Begin Material for this task

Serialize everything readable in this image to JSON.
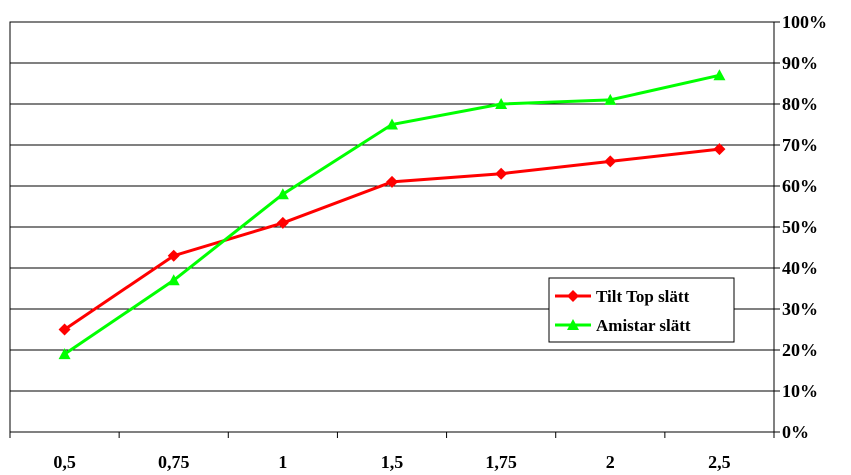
{
  "chart_data": {
    "type": "line",
    "categories": [
      "0,5",
      "0,75",
      "1",
      "1,5",
      "1,75",
      "2",
      "2,5"
    ],
    "series": [
      {
        "name": "Tilt Top slätt",
        "values": [
          25,
          43,
          51,
          61,
          63,
          66,
          69
        ],
        "color": "#ff0000",
        "marker": "diamond"
      },
      {
        "name": "Amistar slätt",
        "values": [
          19,
          37,
          58,
          75,
          80,
          81,
          87
        ],
        "color": "#00ff00",
        "marker": "triangle"
      }
    ],
    "ylim": [
      0,
      100
    ],
    "yticks": [
      "0%",
      "10%",
      "20%",
      "30%",
      "40%",
      "50%",
      "60%",
      "70%",
      "80%",
      "90%",
      "100%"
    ],
    "y_axis_side": "right",
    "grid": true,
    "legend": "right-center"
  }
}
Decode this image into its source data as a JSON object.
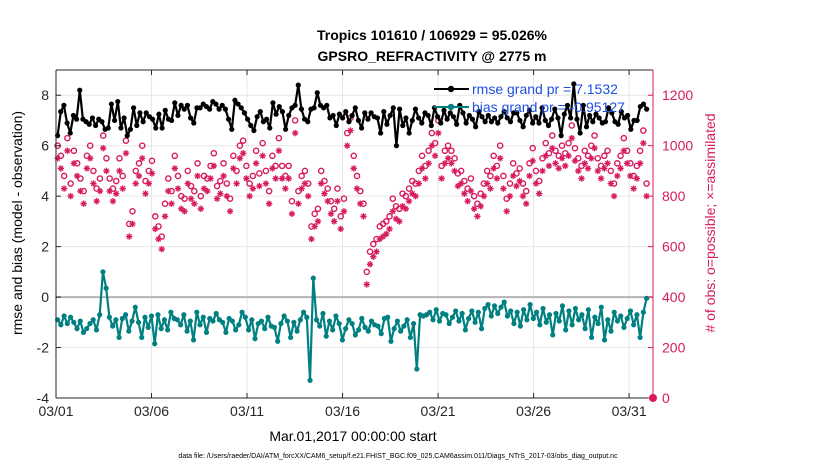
{
  "chart_data": {
    "type": "line",
    "title": "Tropics 101610 / 106929 = 95.026%",
    "subtitle": "GPSRO_REFRACTIVITY @ 2775 m",
    "xlabel": "Mar.01,2017 00:00:00 start",
    "ylabel_left": "rmse and bias (model - observation)",
    "ylabel_right": "# of obs: o=possible; ×=assimilated",
    "footer": "data file: /Users/raeder/DAI/ATM_forcXX/CAM6_setup/f.e21.FHIST_BGC.f09_025.CAM6assim.011/Diags_NTrS_2017-03/obs_diag_output.nc",
    "x_tick_labels": [
      "03/01",
      "03/06",
      "03/11",
      "03/16",
      "03/21",
      "03/26",
      "03/31"
    ],
    "x_ticks_day": [
      0,
      5,
      10,
      15,
      20,
      25,
      30
    ],
    "xlim_day": [
      0,
      31.25
    ],
    "ylim_left": [
      -4,
      9
    ],
    "y_ticks_left": [
      -4,
      -2,
      0,
      2,
      4,
      6,
      8
    ],
    "ylim_right": [
      0,
      1300
    ],
    "y_ticks_right": [
      0,
      200,
      400,
      600,
      800,
      1000,
      1200
    ],
    "grid": true,
    "legend_position": "top-right",
    "colors": {
      "rmse": "#000000",
      "bias": "#008080",
      "obs": "#d81b60",
      "legend_text": "#1f4fe0",
      "zero_line": "#b3b3b3",
      "grid": "#e6e6e6"
    },
    "series": [
      {
        "name": "rmse grand pr = 7.1532",
        "axis": "left",
        "marker": "filled-circle",
        "values": [
          6.4,
          7.35,
          7.6,
          6.9,
          6.5,
          7.2,
          7.05,
          8.2,
          7.05,
          6.95,
          6.85,
          7.1,
          6.8,
          7.05,
          6.95,
          6.65,
          6.7,
          7.65,
          7.0,
          7.75,
          6.7,
          7.1,
          6.4,
          6.65,
          7.5,
          6.8,
          7.3,
          6.95,
          7.3,
          7.15,
          7.05,
          6.7,
          7.25,
          6.7,
          7.4,
          7.05,
          7.0,
          7.7,
          7.2,
          7.6,
          7.45,
          7.6,
          7.1,
          6.9,
          7.5,
          7.5,
          7.65,
          7.55,
          7.45,
          7.75,
          7.65,
          7.45,
          7.6,
          7.45,
          7.05,
          6.65,
          7.8,
          7.65,
          7.5,
          7.3,
          7.05,
          6.8,
          6.6,
          7.15,
          7.35,
          6.95,
          7.05,
          6.7,
          7.7,
          7.25,
          7.55,
          7.35,
          6.65,
          7.2,
          7.5,
          7.6,
          8.4,
          7.45,
          7.05,
          6.95,
          7.45,
          7.5,
          8.1,
          7.6,
          7.5,
          7.6,
          7.1,
          7.2,
          6.8,
          7.25,
          7.1,
          7.35,
          6.95,
          7.2,
          7.5,
          7.0,
          6.7,
          7.3,
          7.05,
          7.3,
          7.15,
          7.1,
          6.5,
          7.35,
          6.85,
          7.2,
          7.5,
          6.0,
          7.45,
          6.8,
          7.1,
          6.5,
          7.0,
          7.45,
          7.1,
          6.9,
          7.3,
          7.2,
          6.8,
          7.5,
          7.15,
          6.9,
          7.4,
          7.05,
          7.3,
          7.15,
          6.85,
          7.6,
          7.3,
          6.9,
          7.2,
          7.05,
          6.75,
          7.35,
          7.15,
          6.95,
          7.2,
          6.95,
          7.1,
          6.9,
          7.15,
          7.35,
          7.1,
          6.95,
          7.3,
          7.3,
          7.0,
          6.75,
          7.2,
          7.4,
          6.9,
          7.15,
          6.9,
          7.5,
          7.0,
          6.8,
          7.05,
          7.45,
          7.1,
          6.4,
          7.25,
          7.6,
          7.1,
          8.45,
          7.05,
          6.5,
          7.6,
          6.75,
          7.2,
          6.95,
          7.25,
          7.1,
          6.9,
          6.95,
          7.5,
          7.3,
          6.95,
          6.85,
          7.35,
          7.1,
          7.2,
          6.65,
          7.0,
          7.0,
          7.55,
          7.65,
          7.45
        ]
      },
      {
        "name": "bias grand pr = -0.95127",
        "axis": "left",
        "marker": "filled-circle",
        "values": [
          -0.9,
          -1.1,
          -0.75,
          -1.05,
          -0.8,
          -1.0,
          -1.25,
          -0.95,
          -1.4,
          -1.25,
          -1.05,
          -0.9,
          -1.3,
          -0.7,
          1.0,
          0.35,
          -0.8,
          -1.15,
          -0.9,
          -1.6,
          -0.85,
          -0.7,
          -1.35,
          -0.95,
          -0.4,
          -1.0,
          -1.6,
          -0.8,
          -1.2,
          -0.75,
          -1.85,
          -0.7,
          -1.25,
          -0.9,
          -1.3,
          -0.6,
          -0.85,
          -0.9,
          -1.1,
          -0.7,
          -1.35,
          -0.95,
          -1.7,
          -0.6,
          -1.1,
          -0.8,
          -1.4,
          -0.85,
          -0.95,
          -0.65,
          -0.9,
          -1.0,
          -1.4,
          -0.85,
          -0.95,
          -1.3,
          -1.1,
          -0.6,
          -0.8,
          -1.3,
          -0.9,
          -1.65,
          -1.05,
          -0.95,
          -1.25,
          -0.8,
          -1.15,
          -1.2,
          -1.75,
          -1.05,
          -0.75,
          -0.95,
          -1.6,
          -1.0,
          -1.35,
          -0.9,
          -0.6,
          -0.8,
          -3.3,
          0.75,
          -0.9,
          -1.15,
          -0.65,
          -1.55,
          -0.95,
          -1.3,
          -0.75,
          -1.05,
          -1.7,
          -1.25,
          -0.9,
          -1.05,
          -1.5,
          -1.3,
          -0.85,
          -1.2,
          -1.35,
          -0.95,
          -1.1,
          -1.15,
          -1.45,
          -0.85,
          -0.8,
          -1.75,
          -1.25,
          -0.95,
          -1.35,
          -1.15,
          -0.9,
          -1.6,
          -1.05,
          -2.85,
          -0.7,
          -0.75,
          -0.7,
          -0.6,
          -0.9,
          -0.5,
          -0.95,
          -0.65,
          -0.7,
          -1.05,
          -0.8,
          -0.55,
          -0.95,
          -0.65,
          -1.3,
          -0.85,
          -0.55,
          -1.0,
          -0.6,
          -1.25,
          -0.45,
          -0.3,
          -0.75,
          -0.35,
          -0.65,
          -0.4,
          -0.2,
          -0.75,
          -0.55,
          -1.05,
          -0.6,
          -1.15,
          -0.5,
          -0.9,
          -0.3,
          -0.85,
          -0.6,
          -1.1,
          -0.45,
          -1.0,
          -0.7,
          -1.5,
          -0.65,
          -0.95,
          -0.35,
          -1.3,
          -0.55,
          -1.1,
          -0.45,
          -0.9,
          -0.7,
          -1.25,
          -0.5,
          -1.6,
          -0.8,
          -1.05,
          -0.4,
          -1.7,
          -0.9,
          -1.35,
          -0.6,
          -0.95,
          -0.75,
          -1.2,
          -0.85,
          -0.55,
          -1.1,
          -0.7,
          -1.6,
          -0.6,
          -0.05
        ]
      },
      {
        "name": "# possible (o)",
        "axis": "right",
        "marker": "open-circle",
        "values": [
          1000,
          960,
          880,
          1030,
          850,
          980,
          930,
          870,
          820,
          960,
          1000,
          900,
          830,
          870,
          1040,
          950,
          870,
          830,
          860,
          950,
          880,
          1020,
          690,
          740,
          900,
          930,
          1000,
          860,
          900,
          940,
          720,
          680,
          640,
          770,
          870,
          820,
          960,
          880,
          800,
          790,
          900,
          840,
          820,
          930,
          800,
          880,
          870,
          920,
          970,
          840,
          860,
          930,
          850,
          790,
          960,
          900,
          1000,
          1020,
          920,
          850,
          880,
          980,
          890,
          1010,
          900,
          820,
          960,
          920,
          1030,
          920,
          880,
          920,
          780,
          1100,
          820,
          880,
          900,
          850,
          680,
          730,
          750,
          900,
          860,
          830,
          780,
          750,
          830,
          720,
          790,
          1050,
          1110,
          960,
          880,
          820,
          770,
          500,
          580,
          610,
          630,
          680,
          690,
          700,
          720,
          790,
          760,
          750,
          810,
          800,
          830,
          860,
          850,
          900,
          960,
          920,
          980,
          1050,
          1010,
          1100,
          920,
          980,
          1000,
          980,
          950,
          890,
          900,
          860,
          830,
          870,
          800,
          770,
          810,
          850,
          900,
          880,
          960,
          920,
          1000,
          880,
          790,
          850,
          930,
          890,
          910,
          850,
          820,
          930,
          990,
          900,
          860,
          950,
          1010,
          970,
          1040,
          980,
          960,
          1000,
          970,
          1010,
          1080,
          990,
          950,
          920,
          980,
          960,
          1000,
          1040,
          950,
          920,
          960,
          980,
          900,
          850,
          930,
          960,
          1030,
          980,
          930,
          880,
          920,
          980,
          1060,
          850
        ]
      },
      {
        "name": "# assimilated (×)",
        "axis": "right",
        "marker": "asterisk",
        "values": [
          950,
          910,
          830,
          980,
          800,
          930,
          880,
          820,
          770,
          910,
          950,
          850,
          780,
          820,
          990,
          900,
          820,
          780,
          810,
          900,
          830,
          970,
          640,
          690,
          850,
          880,
          950,
          810,
          850,
          890,
          670,
          630,
          590,
          720,
          820,
          770,
          910,
          830,
          750,
          740,
          850,
          790,
          770,
          880,
          750,
          830,
          820,
          870,
          920,
          790,
          810,
          880,
          800,
          740,
          910,
          850,
          950,
          970,
          870,
          800,
          830,
          930,
          840,
          960,
          850,
          770,
          910,
          870,
          980,
          870,
          830,
          870,
          730,
          1050,
          770,
          830,
          850,
          800,
          630,
          680,
          700,
          850,
          810,
          780,
          730,
          700,
          780,
          670,
          740,
          1000,
          1060,
          910,
          830,
          770,
          720,
          450,
          530,
          560,
          580,
          630,
          640,
          650,
          670,
          740,
          710,
          700,
          760,
          750,
          780,
          810,
          800,
          850,
          910,
          870,
          930,
          1000,
          960,
          1050,
          870,
          930,
          950,
          930,
          900,
          840,
          850,
          810,
          780,
          820,
          750,
          720,
          760,
          800,
          850,
          830,
          910,
          870,
          950,
          830,
          740,
          800,
          880,
          840,
          860,
          800,
          770,
          880,
          940,
          850,
          810,
          900,
          960,
          920,
          990,
          930,
          910,
          950,
          920,
          960,
          1030,
          940,
          900,
          870,
          930,
          910,
          950,
          990,
          900,
          870,
          910,
          930,
          850,
          800,
          880,
          910,
          980,
          930,
          880,
          830,
          870,
          930,
          1010,
          800
        ]
      }
    ],
    "extra_points": [
      {
        "name": "bottom-right marker",
        "axis": "right",
        "x_day": 31.25,
        "value": 0
      }
    ]
  }
}
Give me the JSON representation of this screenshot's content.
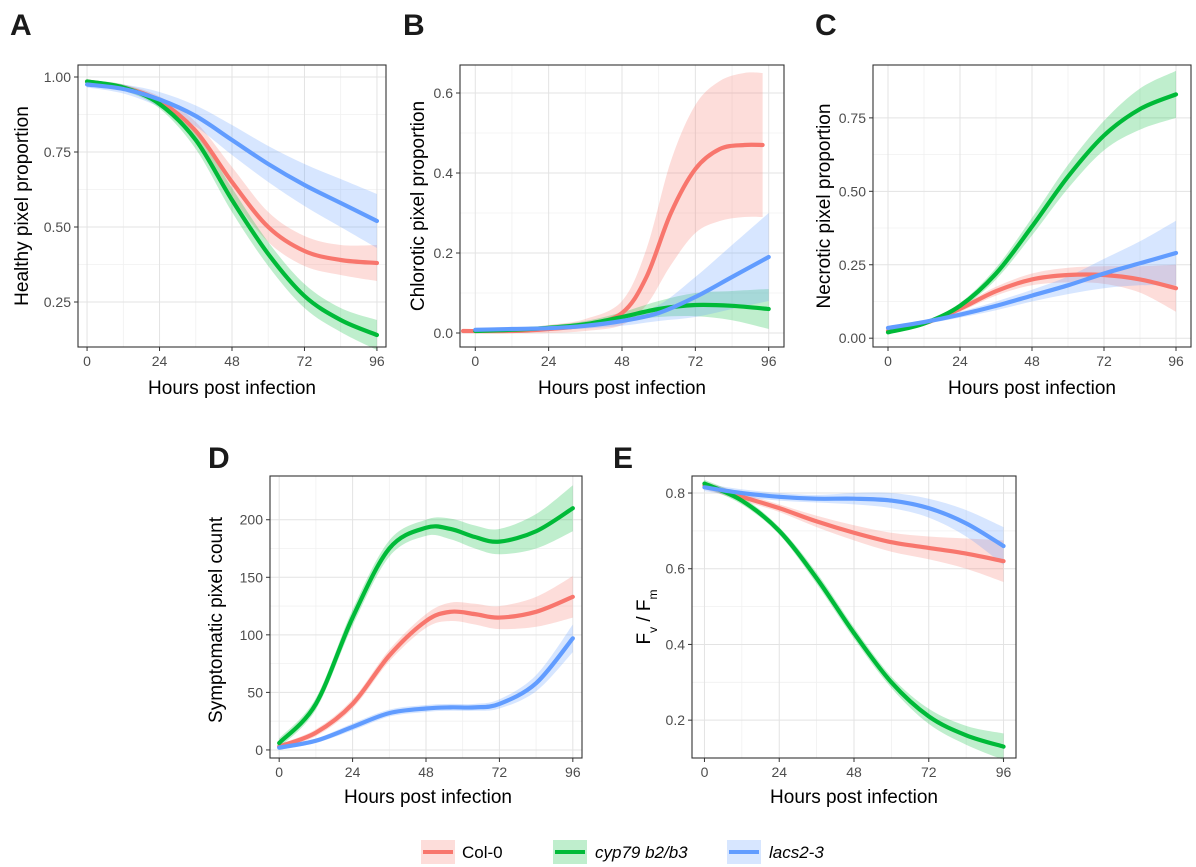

End Material for this task

- Task directions: Filter the records down to the lines that contain the string "bias", and copy those lines.

- Answer to this problem:
    "ylabel_left": "rmse and bias (model - observation)",
      "bias": "#008080",
        "name": "bias grand pr = -0.95127",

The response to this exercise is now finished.